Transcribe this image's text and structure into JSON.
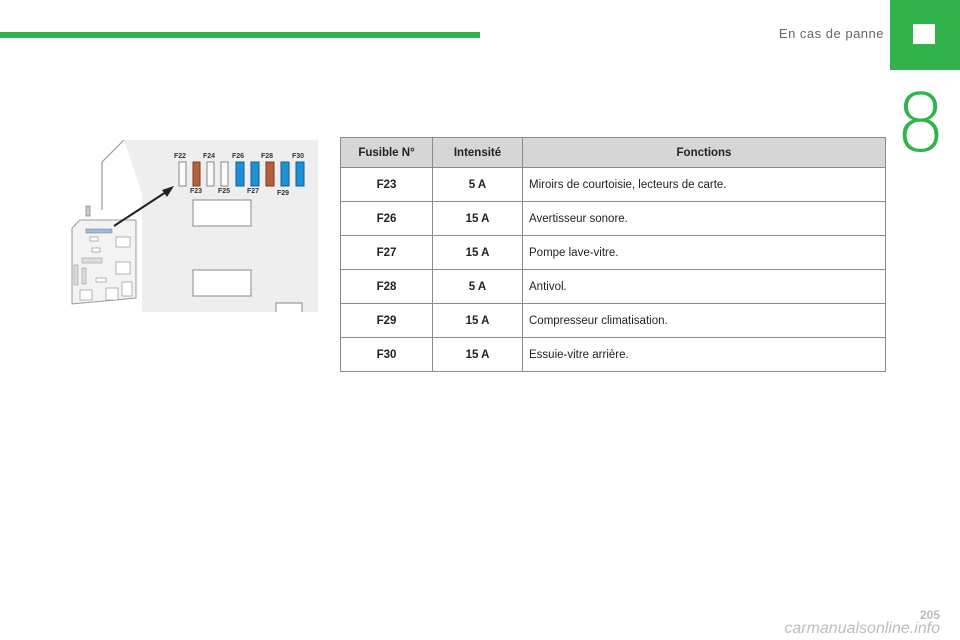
{
  "header": {
    "section_title": "En cas de panne",
    "chapter_number": "8"
  },
  "diagram": {
    "fuse_top_labels": [
      "F22",
      "F24",
      "F26",
      "F28",
      "F30"
    ],
    "fuse_bottom_labels": [
      "F23",
      "F25",
      "F27",
      "F29"
    ]
  },
  "table": {
    "headers": [
      "Fusible N°",
      "Intensité",
      "Fonctions"
    ],
    "rows": [
      {
        "fuse": "F23",
        "amp": "5 A",
        "func": "Miroirs de courtoisie, lecteurs de carte."
      },
      {
        "fuse": "F26",
        "amp": "15 A",
        "func": "Avertisseur sonore."
      },
      {
        "fuse": "F27",
        "amp": "15 A",
        "func": "Pompe lave-vitre."
      },
      {
        "fuse": "F28",
        "amp": "5 A",
        "func": "Antivol."
      },
      {
        "fuse": "F29",
        "amp": "15 A",
        "func": "Compresseur climatisation."
      },
      {
        "fuse": "F30",
        "amp": "15 A",
        "func": "Essuie-vitre arrière."
      }
    ]
  },
  "footer": {
    "page_number": "205",
    "watermark": "carmanualsonline.info"
  },
  "colors": {
    "accent_green": "#2fb34a",
    "fuse_blue": "#1e90d6",
    "fuse_brown": "#b5603c"
  }
}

-------------------------

Quote the entries in full. Any image among them is to be omitted from the copy.

◆ In response:
Transcribe this image's text and structure into JSON.
{
  "header": {
    "section_title": "En cas de panne",
    "chapter_number": "8"
  },
  "diagram": {
    "fuse_top_labels": [
      "F22",
      "F24",
      "F26",
      "F28",
      "F30"
    ],
    "fuse_bottom_labels": [
      "F23",
      "F25",
      "F27",
      "F29"
    ]
  },
  "table": {
    "headers": [
      "Fusible N°",
      "Intensité",
      "Fonctions"
    ],
    "rows": [
      {
        "fuse": "F23",
        "amp": "5 A",
        "func": "Miroirs de courtoisie, lecteurs de carte."
      },
      {
        "fuse": "F26",
        "amp": "15 A",
        "func": "Avertisseur sonore."
      },
      {
        "fuse": "F27",
        "amp": "15 A",
        "func": "Pompe lave-vitre."
      },
      {
        "fuse": "F28",
        "amp": "5 A",
        "func": "Antivol."
      },
      {
        "fuse": "F29",
        "amp": "15 A",
        "func": "Compresseur climatisation."
      },
      {
        "fuse": "F30",
        "amp": "15 A",
        "func": "Essuie-vitre arrière."
      }
    ]
  },
  "footer": {
    "page_number": "205",
    "watermark": "carmanualsonline.info"
  },
  "colors": {
    "accent_green": "#2fb34a",
    "fuse_blue": "#1e90d6",
    "fuse_brown": "#b5603c"
  }
}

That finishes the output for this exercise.